[Items from a figure collection]

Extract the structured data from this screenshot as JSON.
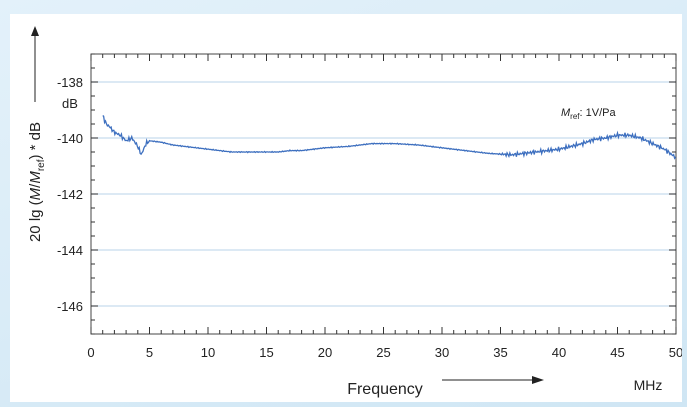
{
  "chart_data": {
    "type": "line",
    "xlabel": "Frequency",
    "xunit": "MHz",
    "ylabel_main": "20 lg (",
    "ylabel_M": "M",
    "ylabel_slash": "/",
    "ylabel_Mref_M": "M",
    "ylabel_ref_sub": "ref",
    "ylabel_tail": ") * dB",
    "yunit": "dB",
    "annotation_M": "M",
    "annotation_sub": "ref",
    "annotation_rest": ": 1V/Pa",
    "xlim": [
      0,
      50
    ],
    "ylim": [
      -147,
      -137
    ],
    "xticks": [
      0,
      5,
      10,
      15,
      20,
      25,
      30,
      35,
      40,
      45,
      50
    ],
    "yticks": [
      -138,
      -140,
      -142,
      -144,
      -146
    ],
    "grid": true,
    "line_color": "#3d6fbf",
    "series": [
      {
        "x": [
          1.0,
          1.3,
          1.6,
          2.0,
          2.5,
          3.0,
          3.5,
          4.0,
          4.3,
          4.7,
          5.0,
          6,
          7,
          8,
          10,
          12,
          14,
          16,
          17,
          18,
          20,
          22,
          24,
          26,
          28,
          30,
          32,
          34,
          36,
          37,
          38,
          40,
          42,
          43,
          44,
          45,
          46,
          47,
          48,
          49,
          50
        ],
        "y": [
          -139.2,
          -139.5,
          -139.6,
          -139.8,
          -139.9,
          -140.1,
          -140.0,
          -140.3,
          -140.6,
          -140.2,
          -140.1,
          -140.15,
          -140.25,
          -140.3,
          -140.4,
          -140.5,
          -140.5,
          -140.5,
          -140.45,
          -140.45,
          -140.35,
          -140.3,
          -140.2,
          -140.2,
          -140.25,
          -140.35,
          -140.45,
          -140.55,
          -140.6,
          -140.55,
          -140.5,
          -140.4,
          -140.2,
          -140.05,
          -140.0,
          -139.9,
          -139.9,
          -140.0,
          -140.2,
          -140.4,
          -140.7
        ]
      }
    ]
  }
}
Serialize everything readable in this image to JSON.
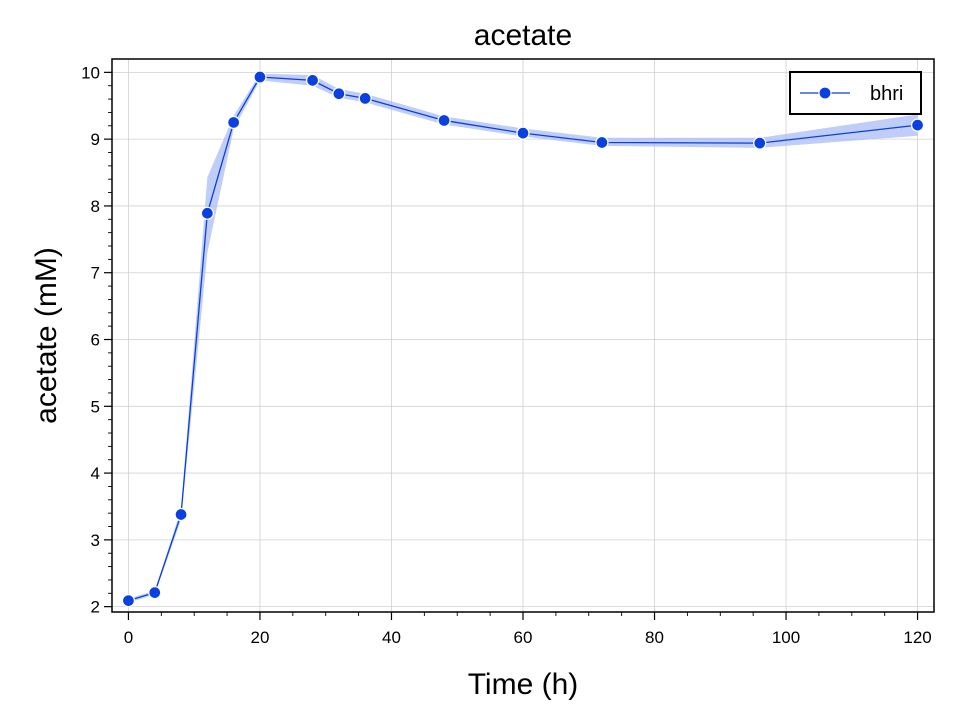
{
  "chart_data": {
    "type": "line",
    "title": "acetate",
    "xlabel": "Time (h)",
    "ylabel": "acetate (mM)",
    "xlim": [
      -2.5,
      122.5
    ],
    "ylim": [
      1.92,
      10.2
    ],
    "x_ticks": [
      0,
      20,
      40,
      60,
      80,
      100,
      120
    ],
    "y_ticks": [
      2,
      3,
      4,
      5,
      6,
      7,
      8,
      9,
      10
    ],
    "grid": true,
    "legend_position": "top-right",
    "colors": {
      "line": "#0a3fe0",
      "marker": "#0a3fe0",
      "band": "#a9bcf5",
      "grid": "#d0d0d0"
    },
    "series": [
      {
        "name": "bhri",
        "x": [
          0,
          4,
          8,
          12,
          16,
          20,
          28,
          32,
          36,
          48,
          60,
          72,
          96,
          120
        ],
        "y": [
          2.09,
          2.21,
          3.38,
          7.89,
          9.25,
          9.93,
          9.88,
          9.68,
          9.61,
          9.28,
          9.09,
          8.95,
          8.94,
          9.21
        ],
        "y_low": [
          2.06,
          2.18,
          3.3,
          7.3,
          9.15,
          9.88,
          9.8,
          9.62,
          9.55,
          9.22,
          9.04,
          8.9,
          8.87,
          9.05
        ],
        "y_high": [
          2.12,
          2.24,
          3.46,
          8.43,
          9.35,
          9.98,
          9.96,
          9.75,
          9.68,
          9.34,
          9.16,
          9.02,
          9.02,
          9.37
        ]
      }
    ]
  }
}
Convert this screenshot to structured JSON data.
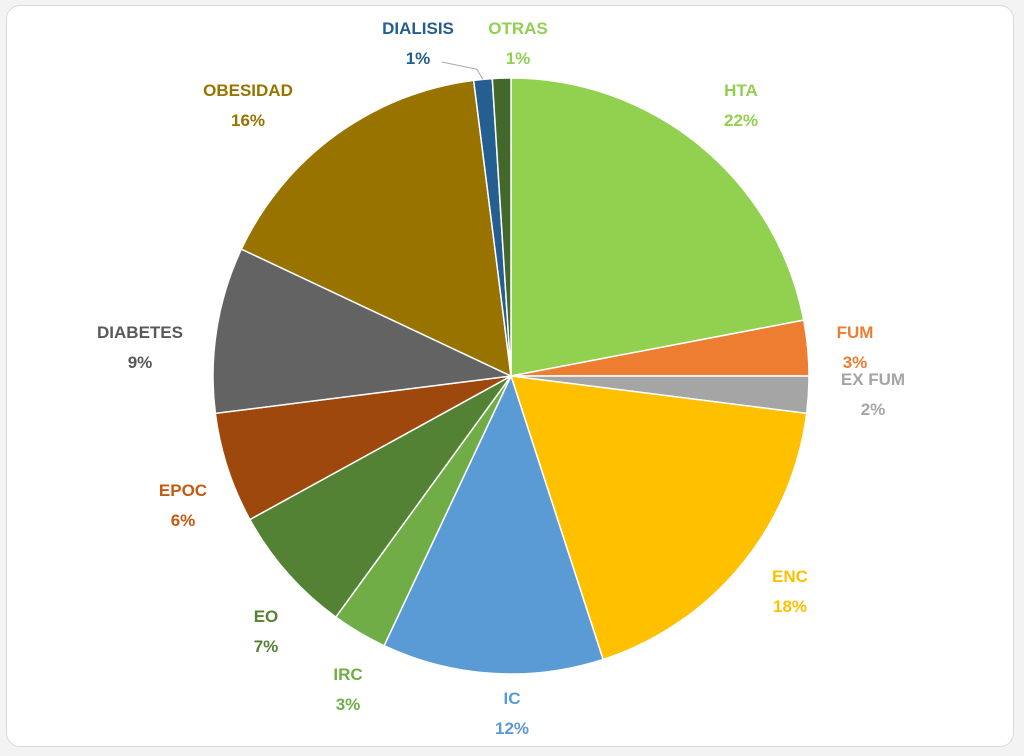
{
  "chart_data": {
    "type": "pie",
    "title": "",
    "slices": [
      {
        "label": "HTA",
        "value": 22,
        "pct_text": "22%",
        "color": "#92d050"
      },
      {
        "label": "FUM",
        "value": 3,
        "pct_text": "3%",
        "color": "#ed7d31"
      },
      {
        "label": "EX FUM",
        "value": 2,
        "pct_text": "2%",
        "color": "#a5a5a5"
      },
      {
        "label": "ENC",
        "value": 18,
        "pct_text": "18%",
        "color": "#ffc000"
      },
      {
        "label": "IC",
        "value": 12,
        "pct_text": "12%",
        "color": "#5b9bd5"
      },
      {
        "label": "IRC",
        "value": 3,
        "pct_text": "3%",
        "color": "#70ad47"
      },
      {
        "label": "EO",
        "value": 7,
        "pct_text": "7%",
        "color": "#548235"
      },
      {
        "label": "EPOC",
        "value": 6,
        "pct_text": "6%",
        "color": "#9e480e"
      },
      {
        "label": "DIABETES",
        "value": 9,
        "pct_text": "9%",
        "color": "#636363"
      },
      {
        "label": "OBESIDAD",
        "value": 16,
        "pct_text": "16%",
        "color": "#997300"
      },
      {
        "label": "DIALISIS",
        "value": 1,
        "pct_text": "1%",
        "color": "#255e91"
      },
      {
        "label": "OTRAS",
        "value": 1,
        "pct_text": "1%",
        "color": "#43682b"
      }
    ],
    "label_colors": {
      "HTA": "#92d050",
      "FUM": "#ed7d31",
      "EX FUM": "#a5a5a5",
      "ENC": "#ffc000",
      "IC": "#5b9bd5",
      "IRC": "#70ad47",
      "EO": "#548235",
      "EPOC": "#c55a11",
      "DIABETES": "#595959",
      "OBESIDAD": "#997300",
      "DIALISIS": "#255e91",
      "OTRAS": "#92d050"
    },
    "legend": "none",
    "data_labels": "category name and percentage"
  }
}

■ THE TASK
Return the listing above word for word, with the pictures removed.

■ ANSWER FOR THE TASK
Extract the structured data from this screenshot as JSON.
{
  "chart_data": {
    "type": "line",
    "xlabel": "Frequency",
    "xunit": "MHz",
    "ylabel_main": "20 lg (",
    "ylabel_M": "M",
    "ylabel_slash": "/",
    "ylabel_Mref_M": "M",
    "ylabel_ref_sub": "ref",
    "ylabel_tail": ") * dB",
    "yunit": "dB",
    "annotation_M": "M",
    "annotation_sub": "ref",
    "annotation_rest": ": 1V/Pa",
    "xlim": [
      0,
      50
    ],
    "ylim": [
      -147,
      -137
    ],
    "xticks": [
      0,
      5,
      10,
      15,
      20,
      25,
      30,
      35,
      40,
      45,
      50
    ],
    "yticks": [
      -138,
      -140,
      -142,
      -144,
      -146
    ],
    "grid": true,
    "line_color": "#3d6fbf",
    "series": [
      {
        "x": [
          1.0,
          1.3,
          1.6,
          2.0,
          2.5,
          3.0,
          3.5,
          4.0,
          4.3,
          4.7,
          5.0,
          6,
          7,
          8,
          10,
          12,
          14,
          16,
          17,
          18,
          20,
          22,
          24,
          26,
          28,
          30,
          32,
          34,
          36,
          37,
          38,
          40,
          42,
          43,
          44,
          45,
          46,
          47,
          48,
          49,
          50
        ],
        "y": [
          -139.2,
          -139.5,
          -139.6,
          -139.8,
          -139.9,
          -140.1,
          -140.0,
          -140.3,
          -140.6,
          -140.2,
          -140.1,
          -140.15,
          -140.25,
          -140.3,
          -140.4,
          -140.5,
          -140.5,
          -140.5,
          -140.45,
          -140.45,
          -140.35,
          -140.3,
          -140.2,
          -140.2,
          -140.25,
          -140.35,
          -140.45,
          -140.55,
          -140.6,
          -140.55,
          -140.5,
          -140.4,
          -140.2,
          -140.05,
          -140.0,
          -139.9,
          -139.9,
          -140.0,
          -140.2,
          -140.4,
          -140.7
        ]
      }
    ]
  }
}
Serialize everything readable in this image to JSON.
{
  "chart_data": {
    "type": "line",
    "title": "acetate",
    "xlabel": "Time (h)",
    "ylabel": "acetate (mM)",
    "xlim": [
      -2.5,
      122.5
    ],
    "ylim": [
      1.92,
      10.2
    ],
    "x_ticks": [
      0,
      20,
      40,
      60,
      80,
      100,
      120
    ],
    "y_ticks": [
      2,
      3,
      4,
      5,
      6,
      7,
      8,
      9,
      10
    ],
    "grid": true,
    "legend_position": "top-right",
    "colors": {
      "line": "#0a3fe0",
      "marker": "#0a3fe0",
      "band": "#a9bcf5",
      "grid": "#d0d0d0"
    },
    "series": [
      {
        "name": "bhri",
        "x": [
          0,
          4,
          8,
          12,
          16,
          20,
          28,
          32,
          36,
          48,
          60,
          72,
          96,
          120
        ],
        "y": [
          2.09,
          2.21,
          3.38,
          7.89,
          9.25,
          9.93,
          9.88,
          9.68,
          9.61,
          9.28,
          9.09,
          8.95,
          8.94,
          9.21
        ],
        "y_low": [
          2.06,
          2.18,
          3.3,
          7.3,
          9.15,
          9.88,
          9.8,
          9.62,
          9.55,
          9.22,
          9.04,
          8.9,
          8.87,
          9.05
        ],
        "y_high": [
          2.12,
          2.24,
          3.46,
          8.43,
          9.35,
          9.98,
          9.96,
          9.75,
          9.68,
          9.34,
          9.16,
          9.02,
          9.02,
          9.37
        ]
      }
    ]
  }
}
Convert this screenshot to structured JSON data.
{
  "chart_data": {
    "type": "pie",
    "title": "",
    "slices": [
      {
        "label": "HTA",
        "value": 22,
        "pct_text": "22%",
        "color": "#92d050"
      },
      {
        "label": "FUM",
        "value": 3,
        "pct_text": "3%",
        "color": "#ed7d31"
      },
      {
        "label": "EX FUM",
        "value": 2,
        "pct_text": "2%",
        "color": "#a5a5a5"
      },
      {
        "label": "ENC",
        "value": 18,
        "pct_text": "18%",
        "color": "#ffc000"
      },
      {
        "label": "IC",
        "value": 12,
        "pct_text": "12%",
        "color": "#5b9bd5"
      },
      {
        "label": "IRC",
        "value": 3,
        "pct_text": "3%",
        "color": "#70ad47"
      },
      {
        "label": "EO",
        "value": 7,
        "pct_text": "7%",
        "color": "#548235"
      },
      {
        "label": "EPOC",
        "value": 6,
        "pct_text": "6%",
        "color": "#9e480e"
      },
      {
        "label": "DIABETES",
        "value": 9,
        "pct_text": "9%",
        "color": "#636363"
      },
      {
        "label": "OBESIDAD",
        "value": 16,
        "pct_text": "16%",
        "color": "#997300"
      },
      {
        "label": "DIALISIS",
        "value": 1,
        "pct_text": "1%",
        "color": "#255e91"
      },
      {
        "label": "OTRAS",
        "value": 1,
        "pct_text": "1%",
        "color": "#43682b"
      }
    ],
    "label_colors": {
      "HTA": "#92d050",
      "FUM": "#ed7d31",
      "EX FUM": "#a5a5a5",
      "ENC": "#ffc000",
      "IC": "#5b9bd5",
      "IRC": "#70ad47",
      "EO": "#548235",
      "EPOC": "#c55a11",
      "DIABETES": "#595959",
      "OBESIDAD": "#997300",
      "DIALISIS": "#255e91",
      "OTRAS": "#92d050"
    },
    "legend": "none",
    "data_labels": "category name and percentage"
  }
}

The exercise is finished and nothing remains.